Objective
Every record here should be printed again exactly.
Start Listing
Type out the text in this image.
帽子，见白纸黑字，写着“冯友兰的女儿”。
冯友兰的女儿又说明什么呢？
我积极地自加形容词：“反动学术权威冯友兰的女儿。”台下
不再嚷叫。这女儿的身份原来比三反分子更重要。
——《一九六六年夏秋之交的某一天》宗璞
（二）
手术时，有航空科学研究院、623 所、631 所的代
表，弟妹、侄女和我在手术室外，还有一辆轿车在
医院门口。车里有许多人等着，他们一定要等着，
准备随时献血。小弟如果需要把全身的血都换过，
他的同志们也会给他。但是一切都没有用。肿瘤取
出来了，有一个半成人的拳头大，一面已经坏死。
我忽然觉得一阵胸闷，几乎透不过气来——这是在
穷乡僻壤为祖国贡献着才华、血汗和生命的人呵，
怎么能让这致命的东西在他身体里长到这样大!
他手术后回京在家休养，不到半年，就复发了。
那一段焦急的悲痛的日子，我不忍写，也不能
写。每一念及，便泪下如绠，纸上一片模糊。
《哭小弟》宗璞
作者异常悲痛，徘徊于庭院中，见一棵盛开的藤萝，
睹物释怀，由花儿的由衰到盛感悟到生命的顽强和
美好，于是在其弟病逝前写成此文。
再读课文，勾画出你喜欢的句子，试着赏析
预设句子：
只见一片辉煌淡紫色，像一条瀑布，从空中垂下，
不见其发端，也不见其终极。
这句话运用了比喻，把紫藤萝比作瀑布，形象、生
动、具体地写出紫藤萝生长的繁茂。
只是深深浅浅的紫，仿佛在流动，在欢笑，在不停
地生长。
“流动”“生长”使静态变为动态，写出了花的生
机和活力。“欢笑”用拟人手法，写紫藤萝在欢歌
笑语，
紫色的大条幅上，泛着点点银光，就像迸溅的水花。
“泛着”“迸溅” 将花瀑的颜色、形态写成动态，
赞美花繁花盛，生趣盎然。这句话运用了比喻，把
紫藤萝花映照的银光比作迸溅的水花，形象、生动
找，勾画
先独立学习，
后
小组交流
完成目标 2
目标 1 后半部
End Listing
Solved exercise
Type out the text in this image.
帽子，见白纸黑字，写着“冯友兰的女儿”。
冯友兰的女儿又说明什么呢？
我积极地自加形容词：“反动学术权威冯友兰的女儿。”台下
不再嚷叫。这女儿的身份原来比三反分子更重要。
——《一九六六年夏秋之交的某一天》宗璞
（二）
手术时，有航空科学研究院、623 所、631 所的代
表，弟妹、侄女和我在手术室外，还有一辆轿车在
医院门口。车里有许多人等着，他们一定要等着，
准备随时献血。小弟如果需要把全身的血都换过，
他的同志们也会给他。但是一切都没有用。肿瘤取
出来了，有一个半成人的拳头大，一面已经坏死。
我忽然觉得一阵胸闷，几乎透不过气来——这是在
穷乡僻壤为祖国贡献着才华、血汗和生命的人呵，
怎么能让这致命的东西在他身体里长到这样大!
他手术后回京在家休养，不到半年，就复发了。
那一段焦急的悲痛的日子，我不忍写，也不能
写。每一念及，便泪下如绠，纸上一片模糊。
《哭小弟》宗璞
作者异常悲痛，徘徊于庭院中，见一棵盛开的藤萝，
睹物释怀，由花儿的由衰到盛感悟到生命的顽强和
美好，于是在其弟病逝前写成此文。
再读课文，勾画出你喜欢的句子，试着赏析
预设句子：
只见一片辉煌淡紫色，像一条瀑布，从空中垂下，
不见其发端，也不见其终极。
这句话运用了比喻，把紫藤萝比作瀑布，形象、生
动、具体地写出紫藤萝生长的繁茂。
只是深深浅浅的紫，仿佛在流动，在欢笑，在不停
地生长。
“流动”“生长”使静态变为动态，写出了花的生
机和活力。“欢笑”用拟人手法，写紫藤萝在欢歌
笑语，
紫色的大条幅上，泛着点点银光，就像迸溅的水花。
“泛着”“迸溅” 将花瀑的颜色、形态写成动态，
赞美花繁花盛，生趣盎然。这句话运用了比喻，把
紫藤萝花映照的银光比作迸溅的水花，形象、生动
找，勾画
先独立学习，
后
小组交流
完成目标 2
目标 1 后半部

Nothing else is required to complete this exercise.